Stored items from a collection:
## BEGIN
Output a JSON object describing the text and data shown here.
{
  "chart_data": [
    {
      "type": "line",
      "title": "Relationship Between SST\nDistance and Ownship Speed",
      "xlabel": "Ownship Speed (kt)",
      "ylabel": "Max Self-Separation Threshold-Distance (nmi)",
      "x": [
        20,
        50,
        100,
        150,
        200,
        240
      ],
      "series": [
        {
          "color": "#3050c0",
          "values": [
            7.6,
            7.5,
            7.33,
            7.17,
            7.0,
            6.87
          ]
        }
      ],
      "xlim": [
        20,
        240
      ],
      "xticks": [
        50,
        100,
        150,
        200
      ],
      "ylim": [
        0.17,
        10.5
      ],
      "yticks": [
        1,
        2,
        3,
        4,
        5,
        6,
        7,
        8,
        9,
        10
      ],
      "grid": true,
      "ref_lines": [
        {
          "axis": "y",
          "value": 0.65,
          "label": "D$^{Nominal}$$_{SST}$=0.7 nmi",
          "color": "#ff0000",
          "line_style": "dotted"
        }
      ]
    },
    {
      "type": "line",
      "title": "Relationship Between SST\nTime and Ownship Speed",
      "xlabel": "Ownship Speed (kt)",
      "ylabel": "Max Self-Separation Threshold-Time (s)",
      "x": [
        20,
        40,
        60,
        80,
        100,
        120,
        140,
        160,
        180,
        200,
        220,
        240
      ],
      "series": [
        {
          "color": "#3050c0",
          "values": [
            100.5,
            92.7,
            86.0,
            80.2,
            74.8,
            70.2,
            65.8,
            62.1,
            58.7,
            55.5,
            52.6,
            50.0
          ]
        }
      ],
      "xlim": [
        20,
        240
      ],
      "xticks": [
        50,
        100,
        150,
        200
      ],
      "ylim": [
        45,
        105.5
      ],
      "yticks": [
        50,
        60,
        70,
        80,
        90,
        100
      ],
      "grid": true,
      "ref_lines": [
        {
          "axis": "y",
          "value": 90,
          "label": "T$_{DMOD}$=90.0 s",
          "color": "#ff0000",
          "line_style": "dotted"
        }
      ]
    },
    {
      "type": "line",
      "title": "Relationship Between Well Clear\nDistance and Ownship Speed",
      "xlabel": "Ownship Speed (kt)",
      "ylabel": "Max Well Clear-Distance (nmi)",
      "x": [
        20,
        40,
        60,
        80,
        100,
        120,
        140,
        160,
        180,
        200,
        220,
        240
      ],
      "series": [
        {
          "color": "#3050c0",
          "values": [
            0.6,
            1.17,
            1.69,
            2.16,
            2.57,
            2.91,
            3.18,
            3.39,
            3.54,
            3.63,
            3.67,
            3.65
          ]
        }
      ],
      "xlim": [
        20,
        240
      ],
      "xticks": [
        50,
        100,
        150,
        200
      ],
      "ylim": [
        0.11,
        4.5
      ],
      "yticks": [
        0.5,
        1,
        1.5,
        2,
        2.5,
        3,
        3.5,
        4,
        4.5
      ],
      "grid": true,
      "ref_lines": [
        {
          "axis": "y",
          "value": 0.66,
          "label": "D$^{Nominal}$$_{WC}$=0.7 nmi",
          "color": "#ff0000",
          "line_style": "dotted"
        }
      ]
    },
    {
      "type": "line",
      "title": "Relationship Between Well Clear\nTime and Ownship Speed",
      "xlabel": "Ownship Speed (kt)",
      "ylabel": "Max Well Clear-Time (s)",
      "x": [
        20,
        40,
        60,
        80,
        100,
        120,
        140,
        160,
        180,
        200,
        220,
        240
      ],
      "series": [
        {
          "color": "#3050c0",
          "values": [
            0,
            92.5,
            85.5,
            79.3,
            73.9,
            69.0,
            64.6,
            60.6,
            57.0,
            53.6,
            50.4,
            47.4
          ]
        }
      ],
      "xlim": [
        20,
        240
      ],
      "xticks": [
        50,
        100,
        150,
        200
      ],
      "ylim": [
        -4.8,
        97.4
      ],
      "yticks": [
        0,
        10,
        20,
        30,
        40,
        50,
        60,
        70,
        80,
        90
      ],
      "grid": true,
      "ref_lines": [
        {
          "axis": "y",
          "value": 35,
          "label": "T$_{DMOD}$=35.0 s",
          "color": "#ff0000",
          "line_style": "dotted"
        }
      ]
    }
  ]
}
## END
▶ _PROBLEM_: Emit the full listing verbatim.

▶ _FINISHED ANSWER_:
Output a JSON object describing the text and data shown here.
{
  "chart_data": [
    {
      "type": "line",
      "title": "Relationship Between SST\nDistance and Ownship Speed",
      "xlabel": "Ownship Speed (kt)",
      "ylabel": "Max Self-Separation Threshold-Distance (nmi)",
      "x": [
        20,
        50,
        100,
        150,
        200,
        240
      ],
      "series": [
        {
          "color": "#3050c0",
          "values": [
            7.6,
            7.5,
            7.33,
            7.17,
            7.0,
            6.87
          ]
        }
      ],
      "xlim": [
        20,
        240
      ],
      "xticks": [
        50,
        100,
        150,
        200
      ],
      "ylim": [
        0.17,
        10.5
      ],
      "yticks": [
        1,
        2,
        3,
        4,
        5,
        6,
        7,
        8,
        9,
        10
      ],
      "grid": true,
      "ref_lines": [
        {
          "axis": "y",
          "value": 0.65,
          "label": "D$^{Nominal}$$_{SST}$=0.7 nmi",
          "color": "#ff0000",
          "line_style": "dotted"
        }
      ]
    },
    {
      "type": "line",
      "title": "Relationship Between SST\nTime and Ownship Speed",
      "xlabel": "Ownship Speed (kt)",
      "ylabel": "Max Self-Separation Threshold-Time (s)",
      "x": [
        20,
        40,
        60,
        80,
        100,
        120,
        140,
        160,
        180,
        200,
        220,
        240
      ],
      "series": [
        {
          "color": "#3050c0",
          "values": [
            100.5,
            92.7,
            86.0,
            80.2,
            74.8,
            70.2,
            65.8,
            62.1,
            58.7,
            55.5,
            52.6,
            50.0
          ]
        }
      ],
      "xlim": [
        20,
        240
      ],
      "xticks": [
        50,
        100,
        150,
        200
      ],
      "ylim": [
        45,
        105.5
      ],
      "yticks": [
        50,
        60,
        70,
        80,
        90,
        100
      ],
      "grid": true,
      "ref_lines": [
        {
          "axis": "y",
          "value": 90,
          "label": "T$_{DMOD}$=90.0 s",
          "color": "#ff0000",
          "line_style": "dotted"
        }
      ]
    },
    {
      "type": "line",
      "title": "Relationship Between Well Clear\nDistance and Ownship Speed",
      "xlabel": "Ownship Speed (kt)",
      "ylabel": "Max Well Clear-Distance (nmi)",
      "x": [
        20,
        40,
        60,
        80,
        100,
        120,
        140,
        160,
        180,
        200,
        220,
        240
      ],
      "series": [
        {
          "color": "#3050c0",
          "values": [
            0.6,
            1.17,
            1.69,
            2.16,
            2.57,
            2.91,
            3.18,
            3.39,
            3.54,
            3.63,
            3.67,
            3.65
          ]
        }
      ],
      "xlim": [
        20,
        240
      ],
      "xticks": [
        50,
        100,
        150,
        200
      ],
      "ylim": [
        0.11,
        4.5
      ],
      "yticks": [
        0.5,
        1,
        1.5,
        2,
        2.5,
        3,
        3.5,
        4,
        4.5
      ],
      "grid": true,
      "ref_lines": [
        {
          "axis": "y",
          "value": 0.66,
          "label": "D$^{Nominal}$$_{WC}$=0.7 nmi",
          "color": "#ff0000",
          "line_style": "dotted"
        }
      ]
    },
    {
      "type": "line",
      "title": "Relationship Between Well Clear\nTime and Ownship Speed",
      "xlabel": "Ownship Speed (kt)",
      "ylabel": "Max Well Clear-Time (s)",
      "x": [
        20,
        40,
        60,
        80,
        100,
        120,
        140,
        160,
        180,
        200,
        220,
        240
      ],
      "series": [
        {
          "color": "#3050c0",
          "values": [
            0,
            92.5,
            85.5,
            79.3,
            73.9,
            69.0,
            64.6,
            60.6,
            57.0,
            53.6,
            50.4,
            47.4
          ]
        }
      ],
      "xlim": [
        20,
        240
      ],
      "xticks": [
        50,
        100,
        150,
        200
      ],
      "ylim": [
        -4.8,
        97.4
      ],
      "yticks": [
        0,
        10,
        20,
        30,
        40,
        50,
        60,
        70,
        80,
        90
      ],
      "grid": true,
      "ref_lines": [
        {
          "axis": "y",
          "value": 35,
          "label": "T$_{DMOD}$=35.0 s",
          "color": "#ff0000",
          "line_style": "dotted"
        }
      ]
    }
  ]
}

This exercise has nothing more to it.